A reportagem entrou em contato com a Pósitron, sem se identificar, e também com a loja Frecar, que instalou o rastreador na picape. Ambas informaram que, para que o aparelho funcione, é preciso cortar o chicote elétrico. Assim sendo, restam apenas duas alternativas ao motorista que deseja o monitoramento via satélite: ou fica sem o serviço ou sem a garantia contratual.
RESPOSTAS Na semana passada, a Bradesco Seguros comunicou que arcaria com as despesas do conserto da picape. A Pósitron disse apenas que esclareceu o assunto com o proprietário. Bessa Júnior confirmou as informações, mas ressaltou que a solução por parte da companhia de seguros só veio depois do contato da reportagem: “Eles ligaram pedindo mil desculpas e até disponibilizaram um carro reserva, o que não havia sido oferecido até então”.
A Nissan reativará a garantia da picape, uma vez que o reparo será feito em concessionária da marca. Contudo, não deixou dúvidas quanto a sua posição em relação à instalação do rastreador e afirmou que “o uso de qualquer acessório não homologado pela fábrica da Nissan do Brasil gera perda de garantia”. A empresa comunicou ainda que não disponibiliza o aparelho, mas está estudando sua homologação.
Barato que pode sair caro
Som, alarme, vidros elétricos, travas nas portas, sensor de estacionamento. Depois de comprado o carro zero quilômetro, básico, quem nunca teve a tentação de instalar um desses acessórios? E, pior, depois de uma rápida pesquisa, descobriu-se que o acessório não original de fábrica é mais barato, aumentando a tentação de comprar um equipamento não original e instalá-lo fora de uma oficina autorizada. Se der tudo certo, é lucro, de fato. O problema é se ainda dentro do período de garantia do veículo surgir algum defeito que possa ter relação com esse acessório e/ou com sua instalação. Normalmente essa garantia é negada. Em alguns casos, ilegalmente; mas, em outros, nem judicialmente se resolve o dilema.
São quatro as situações possíveis. Na primeira hipótese — mais segura, mas provavelmente mais cara —, o consumidor compra um acessório original e o instala na concessionária. Neste caso, está resguardado para não perder a garantia do veículo, mesmo que o acessório venha a gerar algum problema que afete qualquer outro componente (principalmente nas situações que envolvem parte elétrica).

→ **EXERCÍCIO ESCRITO A**:
Imprima o trecho sobre a garantia de veículos, começando em "A reportagem entrou" e indo até "a garantia contratual.".

→ **ENTRADAS APRESENTADAS**:
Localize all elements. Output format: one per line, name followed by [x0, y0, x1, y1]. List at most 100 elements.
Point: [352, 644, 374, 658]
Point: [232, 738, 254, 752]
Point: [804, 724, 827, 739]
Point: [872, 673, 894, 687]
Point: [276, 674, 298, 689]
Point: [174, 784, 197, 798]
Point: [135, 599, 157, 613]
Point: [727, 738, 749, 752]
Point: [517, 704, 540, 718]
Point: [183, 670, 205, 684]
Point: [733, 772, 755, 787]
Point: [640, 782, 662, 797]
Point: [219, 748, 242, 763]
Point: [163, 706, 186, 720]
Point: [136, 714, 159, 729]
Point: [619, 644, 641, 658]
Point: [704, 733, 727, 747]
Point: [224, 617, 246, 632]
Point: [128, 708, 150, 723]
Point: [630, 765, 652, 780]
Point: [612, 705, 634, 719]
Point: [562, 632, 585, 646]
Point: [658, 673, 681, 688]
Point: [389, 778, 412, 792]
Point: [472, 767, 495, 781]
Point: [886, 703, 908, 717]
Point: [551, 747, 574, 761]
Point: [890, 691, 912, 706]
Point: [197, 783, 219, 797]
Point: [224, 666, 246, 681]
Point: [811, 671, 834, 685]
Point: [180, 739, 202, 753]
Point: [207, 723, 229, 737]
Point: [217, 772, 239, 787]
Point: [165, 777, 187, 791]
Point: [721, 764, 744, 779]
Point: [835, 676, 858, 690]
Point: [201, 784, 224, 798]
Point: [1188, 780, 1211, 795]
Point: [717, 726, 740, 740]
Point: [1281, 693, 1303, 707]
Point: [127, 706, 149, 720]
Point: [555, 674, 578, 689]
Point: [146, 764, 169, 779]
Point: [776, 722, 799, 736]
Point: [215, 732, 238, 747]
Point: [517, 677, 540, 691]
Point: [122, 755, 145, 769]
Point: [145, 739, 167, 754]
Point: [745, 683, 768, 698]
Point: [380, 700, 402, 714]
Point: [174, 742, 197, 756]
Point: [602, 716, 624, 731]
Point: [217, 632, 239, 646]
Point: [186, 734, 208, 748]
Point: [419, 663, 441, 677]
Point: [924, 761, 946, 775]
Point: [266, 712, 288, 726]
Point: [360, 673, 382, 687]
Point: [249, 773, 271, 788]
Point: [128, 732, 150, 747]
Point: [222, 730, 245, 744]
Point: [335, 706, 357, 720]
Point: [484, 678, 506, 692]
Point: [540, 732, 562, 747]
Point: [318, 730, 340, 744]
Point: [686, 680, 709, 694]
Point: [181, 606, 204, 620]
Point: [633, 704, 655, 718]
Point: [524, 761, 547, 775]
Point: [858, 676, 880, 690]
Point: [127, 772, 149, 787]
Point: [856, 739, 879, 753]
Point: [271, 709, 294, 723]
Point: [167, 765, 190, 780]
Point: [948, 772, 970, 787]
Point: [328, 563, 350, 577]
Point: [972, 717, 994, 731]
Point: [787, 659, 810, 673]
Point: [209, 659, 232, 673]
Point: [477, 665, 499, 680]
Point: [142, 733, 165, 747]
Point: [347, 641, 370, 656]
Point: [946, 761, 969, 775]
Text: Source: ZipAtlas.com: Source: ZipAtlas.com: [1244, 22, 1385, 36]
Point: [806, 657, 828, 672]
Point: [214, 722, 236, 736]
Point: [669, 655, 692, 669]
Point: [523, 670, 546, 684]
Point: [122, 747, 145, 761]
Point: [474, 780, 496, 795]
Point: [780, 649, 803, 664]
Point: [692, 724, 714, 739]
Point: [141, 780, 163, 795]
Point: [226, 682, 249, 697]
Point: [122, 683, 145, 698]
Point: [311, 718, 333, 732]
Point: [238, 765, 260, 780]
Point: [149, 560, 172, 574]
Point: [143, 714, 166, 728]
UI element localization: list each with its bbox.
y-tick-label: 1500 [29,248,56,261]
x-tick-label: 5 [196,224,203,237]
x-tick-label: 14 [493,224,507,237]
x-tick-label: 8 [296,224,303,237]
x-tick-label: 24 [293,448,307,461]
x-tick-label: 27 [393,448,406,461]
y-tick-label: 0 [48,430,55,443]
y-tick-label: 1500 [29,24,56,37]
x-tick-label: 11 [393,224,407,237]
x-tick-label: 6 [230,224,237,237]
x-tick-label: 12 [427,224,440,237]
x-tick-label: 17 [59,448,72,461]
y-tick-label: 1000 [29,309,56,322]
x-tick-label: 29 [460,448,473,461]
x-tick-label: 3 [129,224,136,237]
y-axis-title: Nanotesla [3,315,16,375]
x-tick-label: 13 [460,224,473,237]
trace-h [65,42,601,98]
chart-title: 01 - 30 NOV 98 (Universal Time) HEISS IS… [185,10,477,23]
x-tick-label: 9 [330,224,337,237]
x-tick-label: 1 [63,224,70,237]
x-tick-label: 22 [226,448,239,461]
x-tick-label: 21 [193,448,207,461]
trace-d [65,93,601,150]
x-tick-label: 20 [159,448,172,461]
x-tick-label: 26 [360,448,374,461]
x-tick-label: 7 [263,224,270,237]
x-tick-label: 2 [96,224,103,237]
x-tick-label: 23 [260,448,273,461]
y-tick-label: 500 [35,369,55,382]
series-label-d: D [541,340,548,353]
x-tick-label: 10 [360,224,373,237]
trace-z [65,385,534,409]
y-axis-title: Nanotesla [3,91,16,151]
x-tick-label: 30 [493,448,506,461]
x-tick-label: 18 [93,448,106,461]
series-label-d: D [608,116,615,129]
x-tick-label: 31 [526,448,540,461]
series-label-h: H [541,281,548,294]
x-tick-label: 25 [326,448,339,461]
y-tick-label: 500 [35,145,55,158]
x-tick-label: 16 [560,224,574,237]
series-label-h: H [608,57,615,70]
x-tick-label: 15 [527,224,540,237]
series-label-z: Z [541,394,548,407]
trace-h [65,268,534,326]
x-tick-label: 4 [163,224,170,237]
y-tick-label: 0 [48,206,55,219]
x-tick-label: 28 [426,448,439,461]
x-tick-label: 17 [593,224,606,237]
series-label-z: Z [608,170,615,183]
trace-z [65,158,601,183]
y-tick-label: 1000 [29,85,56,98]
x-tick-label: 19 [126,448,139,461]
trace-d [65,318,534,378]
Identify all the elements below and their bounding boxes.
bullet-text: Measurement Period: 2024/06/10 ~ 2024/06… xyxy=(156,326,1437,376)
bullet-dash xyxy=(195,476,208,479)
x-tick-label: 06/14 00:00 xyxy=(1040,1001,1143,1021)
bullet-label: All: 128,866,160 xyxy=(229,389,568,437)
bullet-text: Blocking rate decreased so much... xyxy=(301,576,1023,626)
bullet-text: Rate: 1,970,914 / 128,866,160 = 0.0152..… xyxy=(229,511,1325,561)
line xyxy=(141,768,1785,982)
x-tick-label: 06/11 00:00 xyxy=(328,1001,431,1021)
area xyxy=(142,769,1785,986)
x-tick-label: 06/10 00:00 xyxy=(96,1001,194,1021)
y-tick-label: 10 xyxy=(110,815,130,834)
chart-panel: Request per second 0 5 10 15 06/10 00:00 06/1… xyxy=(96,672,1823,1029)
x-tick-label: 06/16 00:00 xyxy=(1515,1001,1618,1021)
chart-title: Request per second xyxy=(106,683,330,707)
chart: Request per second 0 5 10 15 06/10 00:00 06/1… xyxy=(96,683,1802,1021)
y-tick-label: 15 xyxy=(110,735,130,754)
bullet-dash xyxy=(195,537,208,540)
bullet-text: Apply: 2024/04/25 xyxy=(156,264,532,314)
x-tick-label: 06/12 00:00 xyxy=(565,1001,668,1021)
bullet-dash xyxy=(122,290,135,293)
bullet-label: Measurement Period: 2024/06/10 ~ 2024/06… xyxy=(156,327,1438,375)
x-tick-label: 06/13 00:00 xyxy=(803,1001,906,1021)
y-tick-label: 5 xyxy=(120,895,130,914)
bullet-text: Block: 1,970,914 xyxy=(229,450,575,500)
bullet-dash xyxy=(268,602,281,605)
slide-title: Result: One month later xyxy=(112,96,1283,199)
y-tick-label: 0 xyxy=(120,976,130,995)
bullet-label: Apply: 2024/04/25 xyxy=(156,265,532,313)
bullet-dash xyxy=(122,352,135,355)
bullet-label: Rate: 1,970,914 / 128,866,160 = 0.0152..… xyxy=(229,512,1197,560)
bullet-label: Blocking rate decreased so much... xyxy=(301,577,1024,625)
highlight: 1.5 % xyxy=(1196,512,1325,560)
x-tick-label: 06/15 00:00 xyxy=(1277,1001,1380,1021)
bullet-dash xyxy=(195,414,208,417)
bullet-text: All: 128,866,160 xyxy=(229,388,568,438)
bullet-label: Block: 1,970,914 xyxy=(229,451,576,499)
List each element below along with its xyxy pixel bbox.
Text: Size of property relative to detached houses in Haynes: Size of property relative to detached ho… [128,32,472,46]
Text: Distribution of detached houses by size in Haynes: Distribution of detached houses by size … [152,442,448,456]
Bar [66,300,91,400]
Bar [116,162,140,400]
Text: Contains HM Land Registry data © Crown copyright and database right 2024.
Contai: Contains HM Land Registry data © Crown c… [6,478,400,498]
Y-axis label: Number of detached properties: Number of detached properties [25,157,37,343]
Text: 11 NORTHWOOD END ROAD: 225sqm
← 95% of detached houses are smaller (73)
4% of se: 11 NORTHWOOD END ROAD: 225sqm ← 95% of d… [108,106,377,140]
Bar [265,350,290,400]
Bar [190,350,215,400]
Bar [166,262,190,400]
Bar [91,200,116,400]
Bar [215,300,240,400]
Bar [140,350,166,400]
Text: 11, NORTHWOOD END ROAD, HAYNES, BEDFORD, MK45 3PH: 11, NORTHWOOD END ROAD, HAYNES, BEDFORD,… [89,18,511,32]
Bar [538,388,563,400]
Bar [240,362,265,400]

→ **EXERCÍCIO ESCRITO B**:
Exiba sem alterações as linhas das entradas acima, começando pela primeira linha e indo até a linha com "Point: [136, 714, 159, 729]", incluindo as duas.

→ **RESPOSTA DO EXERCÍCIO A**:
A reportagem entrou em contato com a Pósitron, sem se identificar, e também com a loja Frecar, que instalou o rastreador na picape. Ambas informaram que, para que o aparelho funcione, é preciso cortar o chicote elétrico. Assim sendo, restam apenas duas alternativas ao motorista que deseja o monitoramento via satélite: ou fica sem o serviço ou sem a garantia contratual.

→ **RESPOSTA DO EXERCÍCIO B**:
Localize all elements. Output format: one per line, name followed by [x0, y0, x1, y1]. List at most 100 elements.
Point: [352, 644, 374, 658]
Point: [232, 738, 254, 752]
Point: [804, 724, 827, 739]
Point: [872, 673, 894, 687]
Point: [276, 674, 298, 689]
Point: [174, 784, 197, 798]
Point: [135, 599, 157, 613]
Point: [727, 738, 749, 752]
Point: [517, 704, 540, 718]
Point: [183, 670, 205, 684]
Point: [733, 772, 755, 787]
Point: [640, 782, 662, 797]
Point: [219, 748, 242, 763]
Point: [163, 706, 186, 720]
Point: [136, 714, 159, 729]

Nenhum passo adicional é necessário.